Stated exercise a
In the in silico chemistry article, how is the "chemical accuracy" threshold loosely defined?

Page excerpt
In silico chemistry: Pursuit of chemical accuracy

Kirk A. Peterson from the Department of Chemistry, Washington State University discusses the fundamentals of in silico chemistry

In silico chemistry simply refers to carrying out investigations of chemical processes entirely by computational methods. Over the last few decades, computational chemistry has been an invaluable tool in understanding chemical reactivity, structure, and thermodynamics. This is particularly true for short-lived species such as free radicals and reaction intermediates, as well as novel species that have yet to be observed by experiment. Computer modelling can also provide for the study of a chemical system in a pristine, well-defined environment without some of the additional complexities occurring in an experiment that might complicate the interpretation of a fundamental process.

With the increasing power of modern computing resources, in silico chemistry has seen significant success in the prediction of thermochemical properties of molecules in the gas phase, e.g., bond enthalpies, heats of formation, ionization potentials, etc. The benchmark standard has long been the so-called “chemical accuracy” threshold, loosely defined as an accuracy of 1 kcal/mol (~4 kJ/mol).

For molecules consisting solely of atoms ranging from hydrogen to chlorine, this threshold can now almost routinely be met, and for relatively small molecules (perhaps not more than 5 non-hydrogen atoms) accuracies on the order of 0.25 kcal/mol (1 kJ/mol) are possible. The latter certainly then becomes competitive with or even exceeds the accuracy attainable with many experimental approaches to these quantities.

However, as the numbers of electrons increase and the electronic structure of the elements become more complicated, e.g., transition metals and heavy elements such as lanthanides and actinides, achieving 1 kcal/mol accuracy becomes much more difficult for purely first principle or ab initio methods. It does seem clear from current research, however, that accuracies of ~3 kcal/mol are possible even in these instances. So, what exactly is required to attain such a high level of accuracy that is reliable enough to perhaps even replace experiment in some cases?

Schrödinger’s equation

Just as in calculating the physics of everyday macroscopic particles where Newton’s equation, F=ma, must be solved, the relevant equation of quantum mechanics that describes the properties of atoms, electrons, and hence molecules, is the Schrödinger equation (SE), HΨ=EΨ. This modest-looking equation yields the possible energy states (E) of the system, as well as the wavefunction (Ψ), which is related to the probability of finding the quantum mechanical particles at some location in space.

For a given molecule (or collection of molecules), this equation describes the motion of the individual nuclei together with all their associated electrons, which, unfortunately except for the very simplest of molecules, makes this equation impossible to exactly solve, and intractable to even obtain approximate solutions.

Given data

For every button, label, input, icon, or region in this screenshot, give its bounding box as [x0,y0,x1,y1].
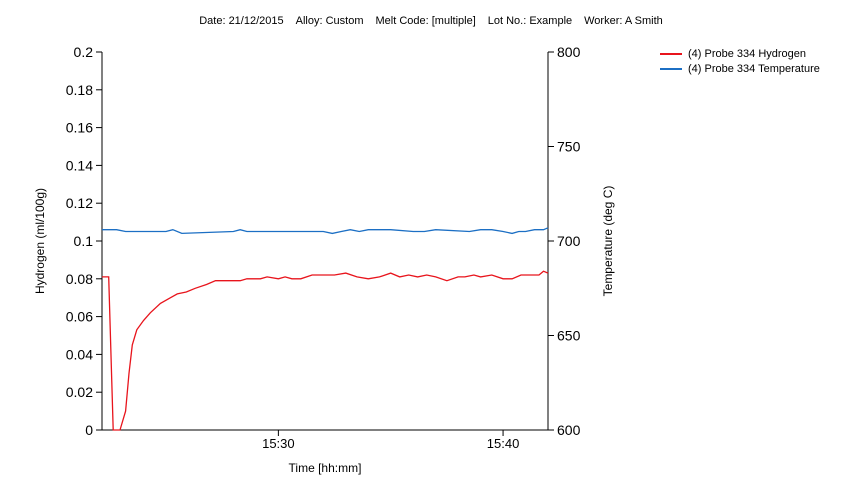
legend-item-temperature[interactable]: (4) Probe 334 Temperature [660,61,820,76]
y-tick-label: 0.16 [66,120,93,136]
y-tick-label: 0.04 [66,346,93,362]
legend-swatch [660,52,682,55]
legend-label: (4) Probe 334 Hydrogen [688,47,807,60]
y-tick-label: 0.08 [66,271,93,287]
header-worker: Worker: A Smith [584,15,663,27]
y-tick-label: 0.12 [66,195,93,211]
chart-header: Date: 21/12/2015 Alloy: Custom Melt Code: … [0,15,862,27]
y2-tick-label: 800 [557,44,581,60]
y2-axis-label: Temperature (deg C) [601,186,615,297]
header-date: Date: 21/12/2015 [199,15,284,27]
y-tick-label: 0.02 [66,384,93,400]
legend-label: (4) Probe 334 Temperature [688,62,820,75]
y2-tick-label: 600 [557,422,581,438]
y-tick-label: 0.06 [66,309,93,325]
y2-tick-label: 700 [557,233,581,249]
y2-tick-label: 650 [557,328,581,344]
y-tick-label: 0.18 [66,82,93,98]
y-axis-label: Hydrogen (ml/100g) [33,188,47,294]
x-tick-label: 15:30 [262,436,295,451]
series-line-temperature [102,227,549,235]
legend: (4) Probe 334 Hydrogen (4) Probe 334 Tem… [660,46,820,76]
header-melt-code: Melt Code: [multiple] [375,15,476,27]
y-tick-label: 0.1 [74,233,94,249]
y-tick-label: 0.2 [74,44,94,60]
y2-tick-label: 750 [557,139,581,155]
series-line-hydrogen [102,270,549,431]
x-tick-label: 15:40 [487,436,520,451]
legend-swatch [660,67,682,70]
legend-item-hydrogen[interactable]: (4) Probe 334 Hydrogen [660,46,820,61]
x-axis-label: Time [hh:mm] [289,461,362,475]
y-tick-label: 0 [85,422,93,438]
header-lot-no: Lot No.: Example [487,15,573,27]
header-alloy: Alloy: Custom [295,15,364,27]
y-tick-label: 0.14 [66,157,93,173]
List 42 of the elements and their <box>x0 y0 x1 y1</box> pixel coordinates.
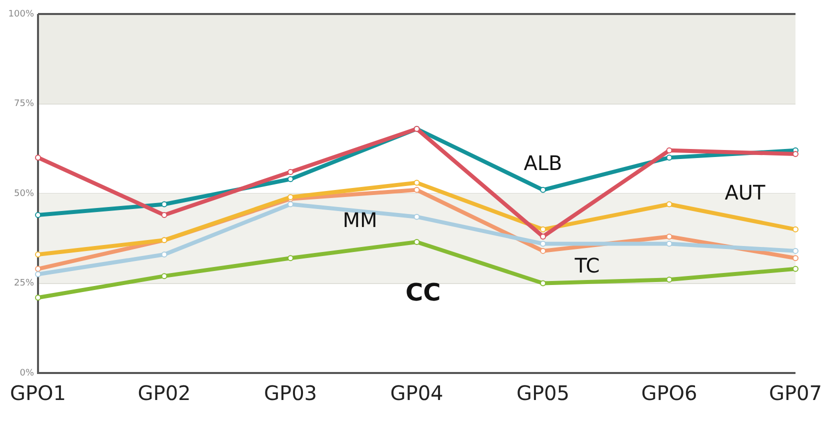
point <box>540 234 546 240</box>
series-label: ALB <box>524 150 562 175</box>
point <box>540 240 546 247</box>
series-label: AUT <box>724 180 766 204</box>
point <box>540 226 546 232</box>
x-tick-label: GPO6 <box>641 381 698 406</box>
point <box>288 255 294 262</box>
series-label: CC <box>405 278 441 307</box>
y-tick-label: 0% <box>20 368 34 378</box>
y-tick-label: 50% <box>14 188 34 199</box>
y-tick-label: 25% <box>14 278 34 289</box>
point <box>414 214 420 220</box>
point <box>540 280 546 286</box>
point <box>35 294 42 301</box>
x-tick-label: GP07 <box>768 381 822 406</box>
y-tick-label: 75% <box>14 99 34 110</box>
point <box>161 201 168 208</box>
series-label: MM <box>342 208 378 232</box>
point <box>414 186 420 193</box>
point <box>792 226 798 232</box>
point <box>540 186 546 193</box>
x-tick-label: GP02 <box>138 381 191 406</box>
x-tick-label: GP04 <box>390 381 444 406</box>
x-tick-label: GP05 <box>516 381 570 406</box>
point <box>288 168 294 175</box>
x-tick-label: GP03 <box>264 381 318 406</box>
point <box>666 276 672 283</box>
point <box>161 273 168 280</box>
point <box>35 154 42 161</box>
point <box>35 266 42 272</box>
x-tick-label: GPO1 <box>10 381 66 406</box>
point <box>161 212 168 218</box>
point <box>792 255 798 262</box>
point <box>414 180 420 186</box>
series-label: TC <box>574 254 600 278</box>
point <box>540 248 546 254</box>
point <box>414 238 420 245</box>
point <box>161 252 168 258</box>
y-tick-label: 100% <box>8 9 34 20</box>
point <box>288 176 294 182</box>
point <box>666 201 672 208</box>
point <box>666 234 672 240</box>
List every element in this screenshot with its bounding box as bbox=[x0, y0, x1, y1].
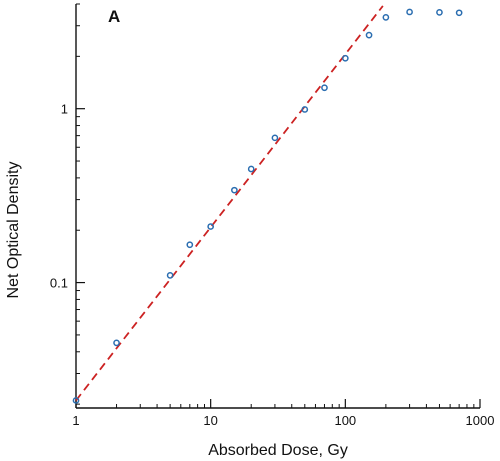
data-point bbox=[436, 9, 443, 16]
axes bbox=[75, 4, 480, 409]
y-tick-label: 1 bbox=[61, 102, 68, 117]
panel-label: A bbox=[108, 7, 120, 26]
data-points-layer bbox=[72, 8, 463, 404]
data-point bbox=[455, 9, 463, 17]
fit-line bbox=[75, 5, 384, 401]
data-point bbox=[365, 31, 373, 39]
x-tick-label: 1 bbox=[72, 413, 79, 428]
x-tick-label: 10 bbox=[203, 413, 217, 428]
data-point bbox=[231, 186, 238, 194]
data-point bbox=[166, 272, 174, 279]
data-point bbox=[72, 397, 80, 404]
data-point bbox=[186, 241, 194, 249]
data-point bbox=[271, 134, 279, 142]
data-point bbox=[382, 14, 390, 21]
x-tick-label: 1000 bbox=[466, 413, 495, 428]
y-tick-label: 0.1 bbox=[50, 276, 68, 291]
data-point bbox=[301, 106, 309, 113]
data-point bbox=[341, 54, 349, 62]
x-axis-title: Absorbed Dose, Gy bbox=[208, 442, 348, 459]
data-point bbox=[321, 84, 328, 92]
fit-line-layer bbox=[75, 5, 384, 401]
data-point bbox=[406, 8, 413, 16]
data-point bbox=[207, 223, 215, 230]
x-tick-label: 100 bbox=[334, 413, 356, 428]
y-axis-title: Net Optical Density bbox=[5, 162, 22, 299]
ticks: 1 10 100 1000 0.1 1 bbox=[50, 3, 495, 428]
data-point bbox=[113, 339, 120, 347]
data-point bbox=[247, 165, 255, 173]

Stated exercise b
From the records, write out the line that contains "legend-item-temperature[interactable]: (4) Probe" and every line after it up to and including the line that contains "legend-swatch [660,67,682,70]", copying each line without changes.

Exercise output a
An accuracy of 1 kcal/mol (~4 kJ/mol).

Exercise output b
legend-item-temperature[interactable]: (4) Probe 334 Temperature [660,61,820,76]
y-tick-label: 0.16 [66,120,93,136]
y-tick-label: 0.04 [66,346,93,362]
legend-swatch [660,52,682,55]
legend-label: (4) Probe 334 Hydrogen [688,47,807,60]
y-tick-label: 0.08 [66,271,93,287]
header-worker: Worker: A Smith [584,15,663,27]
y-tick-label: 0.12 [66,195,93,211]
chart-header: Date: 21/12/2015 Alloy: Custom Melt Code: … [0,15,862,27]
y2-tick-label: 800 [557,44,581,60]
y2-axis-label: Temperature (deg C) [601,186,615,297]
header-date: Date: 21/12/2015 [199,15,284,27]
y-tick-label: 0.02 [66,384,93,400]
legend-label: (4) Probe 334 Temperature [688,62,820,75]
y2-tick-label: 600 [557,422,581,438]
y-tick-label: 0.06 [66,309,93,325]
y2-tick-label: 700 [557,233,581,249]
y2-tick-label: 650 [557,328,581,344]
y-tick-label: 0.18 [66,82,93,98]
y-axis-label: Hydrogen (ml/100g) [33,188,47,294]
x-tick-label: 15:30 [262,436,295,451]
series-line-temperature [102,227,549,235]
legend: (4) Probe 334 Hydrogen (4) Probe 334 Tem… [660,46,820,76]
header-melt-code: Melt Code: [multiple] [375,15,476,27]
y-tick-label: 0.1 [74,233,94,249]
y-tick-label: 0.2 [74,44,94,60]
y2-tick-label: 750 [557,139,581,155]
series-line-hydrogen [102,270,549,431]
x-tick-label: 15:40 [487,436,520,451]
legend-swatch [660,67,682,70]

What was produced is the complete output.